=== EXERCISE ===
Copy the full set of lines exactly as given.

=== RECORDS SHOWN ===

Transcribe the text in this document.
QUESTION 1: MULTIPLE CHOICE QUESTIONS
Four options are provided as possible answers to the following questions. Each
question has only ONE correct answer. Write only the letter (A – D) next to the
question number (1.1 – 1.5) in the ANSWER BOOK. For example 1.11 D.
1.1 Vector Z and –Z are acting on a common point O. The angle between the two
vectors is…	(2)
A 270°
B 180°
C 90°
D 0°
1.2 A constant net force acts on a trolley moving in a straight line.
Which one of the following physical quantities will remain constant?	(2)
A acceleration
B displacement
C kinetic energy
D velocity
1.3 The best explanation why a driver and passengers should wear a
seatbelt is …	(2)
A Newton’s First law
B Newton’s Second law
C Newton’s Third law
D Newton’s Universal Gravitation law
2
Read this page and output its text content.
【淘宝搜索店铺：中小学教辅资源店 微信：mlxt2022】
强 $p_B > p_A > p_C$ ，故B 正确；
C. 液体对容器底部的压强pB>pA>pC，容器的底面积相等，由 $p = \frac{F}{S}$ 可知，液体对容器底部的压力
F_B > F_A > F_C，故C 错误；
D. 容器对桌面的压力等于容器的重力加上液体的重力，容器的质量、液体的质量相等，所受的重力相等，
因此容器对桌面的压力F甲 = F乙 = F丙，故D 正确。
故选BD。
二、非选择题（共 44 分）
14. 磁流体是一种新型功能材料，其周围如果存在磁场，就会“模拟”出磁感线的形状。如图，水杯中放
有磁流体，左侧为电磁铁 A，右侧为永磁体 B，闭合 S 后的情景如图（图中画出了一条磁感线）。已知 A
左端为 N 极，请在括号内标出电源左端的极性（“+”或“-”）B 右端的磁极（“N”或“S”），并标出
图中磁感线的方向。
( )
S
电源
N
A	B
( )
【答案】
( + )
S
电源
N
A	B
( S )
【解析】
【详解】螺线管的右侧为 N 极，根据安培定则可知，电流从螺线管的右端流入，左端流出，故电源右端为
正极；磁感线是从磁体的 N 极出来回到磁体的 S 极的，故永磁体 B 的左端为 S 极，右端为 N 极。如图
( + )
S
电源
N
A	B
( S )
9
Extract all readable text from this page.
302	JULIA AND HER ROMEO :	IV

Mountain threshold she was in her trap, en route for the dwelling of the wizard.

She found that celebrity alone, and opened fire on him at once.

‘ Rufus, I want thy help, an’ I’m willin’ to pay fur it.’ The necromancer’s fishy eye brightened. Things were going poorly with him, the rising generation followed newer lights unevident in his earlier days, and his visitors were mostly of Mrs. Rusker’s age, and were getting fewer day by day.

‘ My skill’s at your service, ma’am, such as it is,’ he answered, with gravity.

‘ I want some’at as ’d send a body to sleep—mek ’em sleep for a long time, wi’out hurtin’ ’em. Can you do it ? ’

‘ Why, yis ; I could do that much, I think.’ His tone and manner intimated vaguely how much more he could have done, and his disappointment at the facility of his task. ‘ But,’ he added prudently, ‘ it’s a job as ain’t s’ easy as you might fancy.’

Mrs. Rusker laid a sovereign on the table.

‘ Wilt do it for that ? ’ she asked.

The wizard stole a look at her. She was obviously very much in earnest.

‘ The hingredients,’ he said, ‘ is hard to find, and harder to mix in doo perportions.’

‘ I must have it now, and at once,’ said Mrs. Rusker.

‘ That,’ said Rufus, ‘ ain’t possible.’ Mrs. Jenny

=== WRITTEN SOLUTION ===
Transcribe the text in this document.
QUESTION 1: MULTIPLE CHOICE QUESTIONS
Four options are provided as possible answers to the following questions. Each
question has only ONE correct answer. Write only the letter (A – D) next to the
question number (1.1 – 1.5) in the ANSWER BOOK. For example 1.11 D.
1.1 Vector Z and –Z are acting on a common point O. The angle between the two
vectors is…	(2)
A 270°
B 180°
C 90°
D 0°
1.2 A constant net force acts on a trolley moving in a straight line.
Which one of the following physical quantities will remain constant?	(2)
A acceleration
B displacement
C kinetic energy
D velocity
1.3 The best explanation why a driver and passengers should wear a
seatbelt is …	(2)
A Newton’s First law
B Newton’s Second law
C Newton’s Third law
D Newton’s Universal Gravitation law
2
Read this page and output its text content.
【淘宝搜索店铺：中小学教辅资源店 微信：mlxt2022】
强 $p_B > p_A > p_C$ ，故B 正确；
C. 液体对容器底部的压强pB>pA>pC，容器的底面积相等，由 $p = \frac{F}{S}$ 可知，液体对容器底部的压力
F_B > F_A > F_C，故C 错误；
D. 容器对桌面的压力等于容器的重力加上液体的重力，容器的质量、液体的质量相等，所受的重力相等，
因此容器对桌面的压力F甲 = F乙 = F丙，故D 正确。
故选BD。
二、非选择题（共 44 分）
14. 磁流体是一种新型功能材料，其周围如果存在磁场，就会“模拟”出磁感线的形状。如图，水杯中放
有磁流体，左侧为电磁铁 A，右侧为永磁体 B，闭合 S 后的情景如图（图中画出了一条磁感线）。已知 A
左端为 N 极，请在括号内标出电源左端的极性（“+”或“-”）B 右端的磁极（“N”或“S”），并标出
图中磁感线的方向。
( )
S
电源
N
A	B
( )
【答案】
( + )
S
电源
N
A	B
( S )
【解析】
【详解】螺线管的右侧为 N 极，根据安培定则可知，电流从螺线管的右端流入，左端流出，故电源右端为
正极；磁感线是从磁体的 N 极出来回到磁体的 S 极的，故永磁体 B 的左端为 S 极，右端为 N 极。如图
( + )
S
电源
N
A	B
( S )
9
Extract all readable text from this page.
302	JULIA AND HER ROMEO :	IV

Mountain threshold she was in her trap, en route for the dwelling of the wizard.

She found that celebrity alone, and opened fire on him at once.

‘ Rufus, I want thy help, an’ I’m willin’ to pay fur it.’ The necromancer’s fishy eye brightened. Things were going poorly with him, the rising generation followed newer lights unevident in his earlier days, and his visitors were mostly of Mrs. Rusker’s age, and were getting fewer day by day.

‘ My skill’s at your service, ma’am, such as it is,’ he answered, with gravity.

‘ I want some’at as ’d send a body to sleep—mek ’em sleep for a long time, wi’out hurtin’ ’em. Can you do it ? ’

‘ Why, yis ; I could do that much, I think.’ His tone and manner intimated vaguely how much more he could have done, and his disappointment at the facility of his task. ‘ But,’ he added prudently, ‘ it’s a job as ain’t s’ easy as you might fancy.’

Mrs. Rusker laid a sovereign on the table.

‘ Wilt do it for that ? ’ she asked.

The wizard stole a look at her. She was obviously very much in earnest.

‘ The hingredients,’ he said, ‘ is hard to find, and harder to mix in doo perportions.’

‘ I must have it now, and at once,’ said Mrs. Rusker.

‘ That,’ said Rufus, ‘ ain’t possible.’ Mrs. Jenny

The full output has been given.